──────── SOURCE RECORDS ────────

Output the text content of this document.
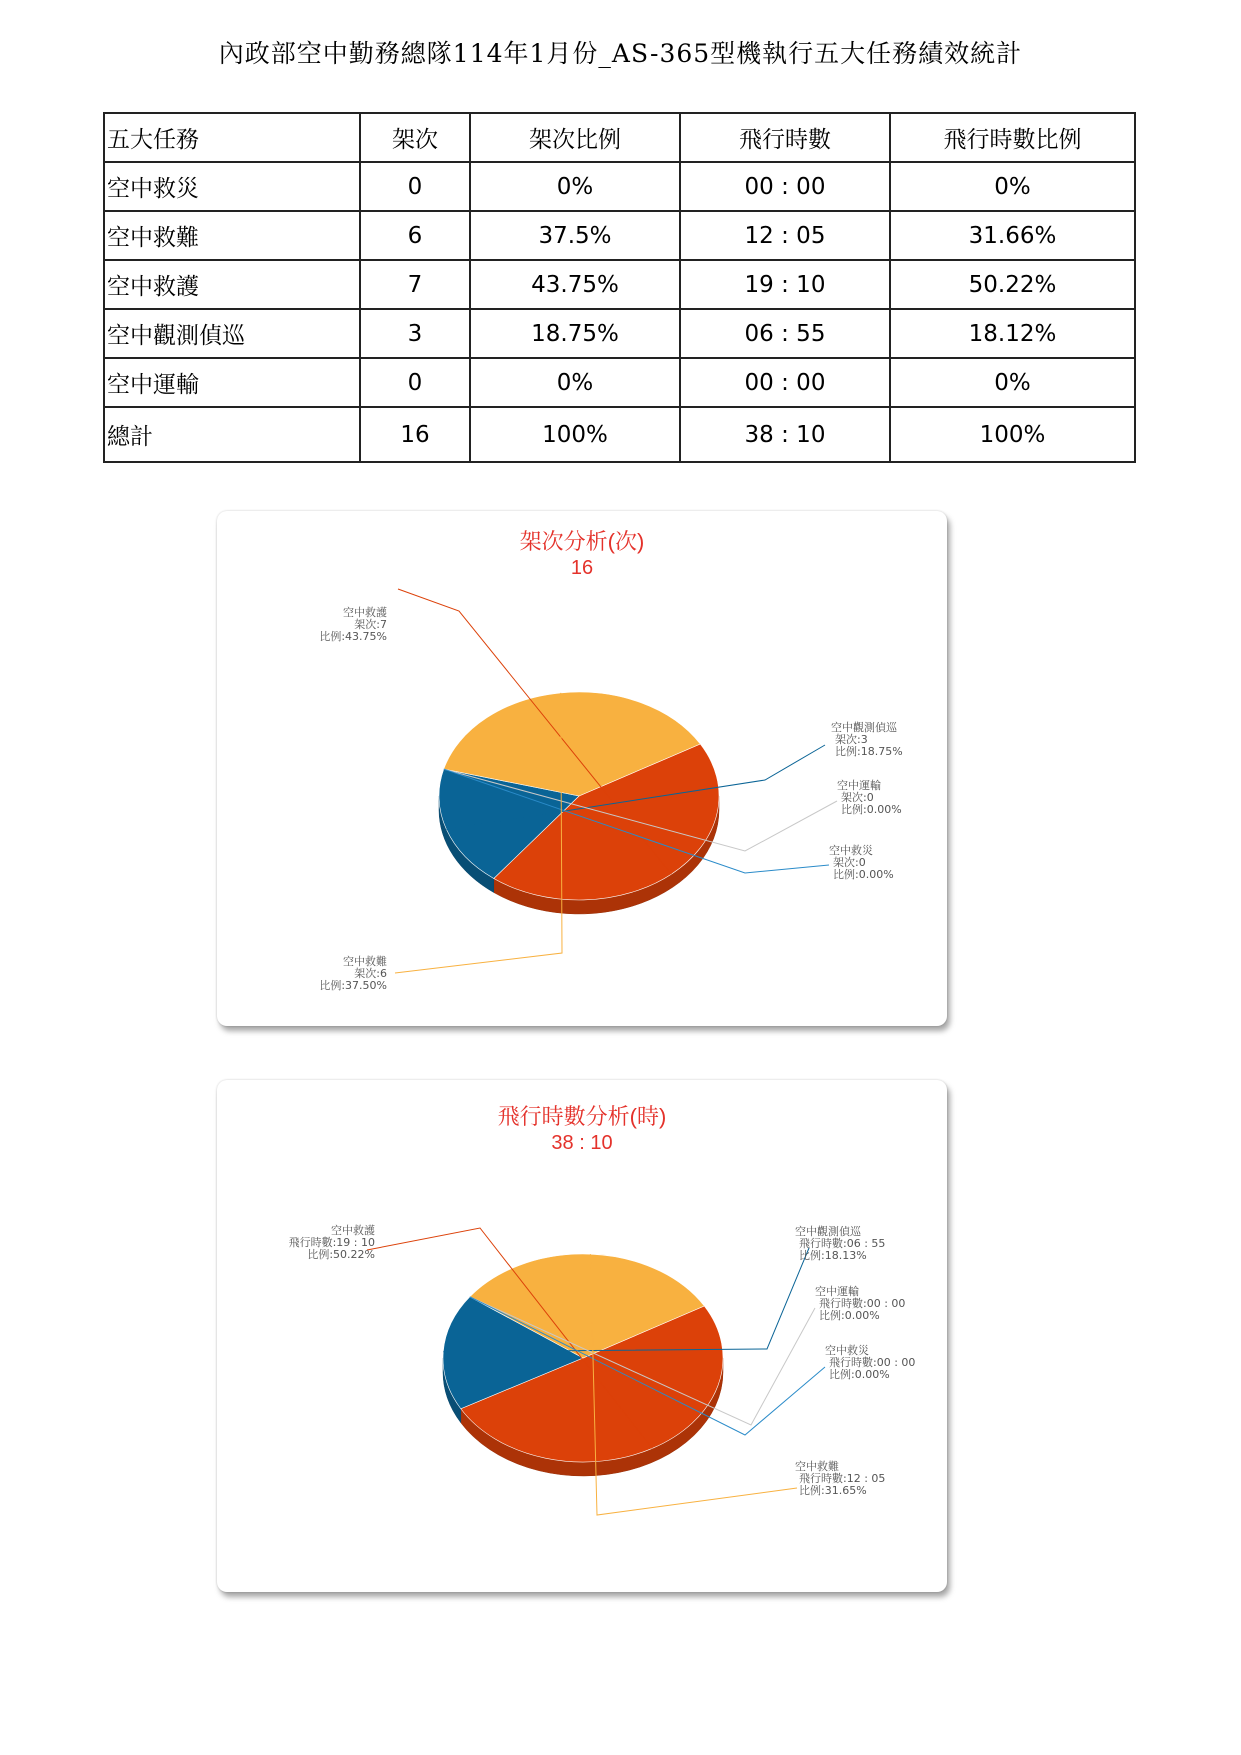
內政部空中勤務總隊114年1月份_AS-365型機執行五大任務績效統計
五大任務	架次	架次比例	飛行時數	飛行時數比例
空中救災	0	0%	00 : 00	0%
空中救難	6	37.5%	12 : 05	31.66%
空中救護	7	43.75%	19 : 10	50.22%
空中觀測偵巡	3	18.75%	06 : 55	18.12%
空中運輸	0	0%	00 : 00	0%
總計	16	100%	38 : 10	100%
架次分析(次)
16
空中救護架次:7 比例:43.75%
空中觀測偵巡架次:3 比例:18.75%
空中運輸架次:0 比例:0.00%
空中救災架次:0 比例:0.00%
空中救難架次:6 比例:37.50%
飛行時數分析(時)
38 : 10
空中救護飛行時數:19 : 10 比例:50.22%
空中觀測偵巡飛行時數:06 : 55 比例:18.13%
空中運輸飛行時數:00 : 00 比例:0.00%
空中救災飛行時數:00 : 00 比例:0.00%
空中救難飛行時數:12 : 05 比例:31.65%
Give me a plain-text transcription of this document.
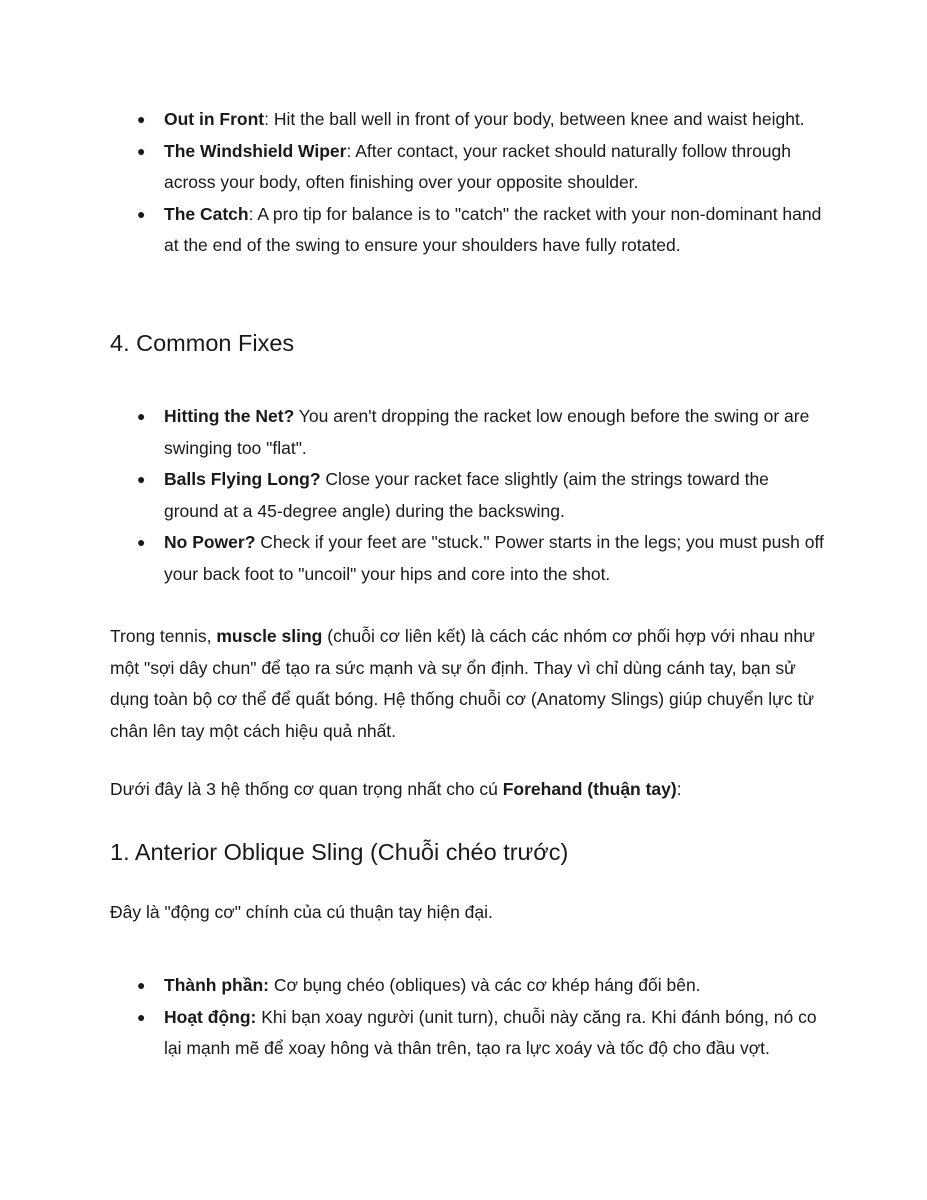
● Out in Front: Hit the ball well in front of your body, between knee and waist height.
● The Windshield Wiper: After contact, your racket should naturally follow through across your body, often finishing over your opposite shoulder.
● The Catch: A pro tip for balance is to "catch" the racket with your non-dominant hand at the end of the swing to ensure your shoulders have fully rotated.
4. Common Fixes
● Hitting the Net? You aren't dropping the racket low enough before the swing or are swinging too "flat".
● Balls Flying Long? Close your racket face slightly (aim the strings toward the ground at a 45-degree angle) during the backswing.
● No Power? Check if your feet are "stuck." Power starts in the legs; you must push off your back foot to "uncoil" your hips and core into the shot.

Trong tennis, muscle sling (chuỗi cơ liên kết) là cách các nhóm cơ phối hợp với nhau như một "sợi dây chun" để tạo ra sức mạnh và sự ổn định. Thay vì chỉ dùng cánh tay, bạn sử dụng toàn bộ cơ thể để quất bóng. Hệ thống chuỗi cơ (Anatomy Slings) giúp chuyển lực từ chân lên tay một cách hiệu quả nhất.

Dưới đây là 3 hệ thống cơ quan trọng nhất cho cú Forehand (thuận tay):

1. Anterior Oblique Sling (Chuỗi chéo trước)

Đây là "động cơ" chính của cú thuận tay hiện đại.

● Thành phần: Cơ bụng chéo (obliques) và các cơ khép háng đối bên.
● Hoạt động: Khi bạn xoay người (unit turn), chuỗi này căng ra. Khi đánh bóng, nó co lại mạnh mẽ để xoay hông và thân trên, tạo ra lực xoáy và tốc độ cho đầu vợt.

────────

WRITTEN PROBLEM:
Tally the lines of the listing above that include the word "chéo". Answer with the number alone.

TASK ANSWER:
2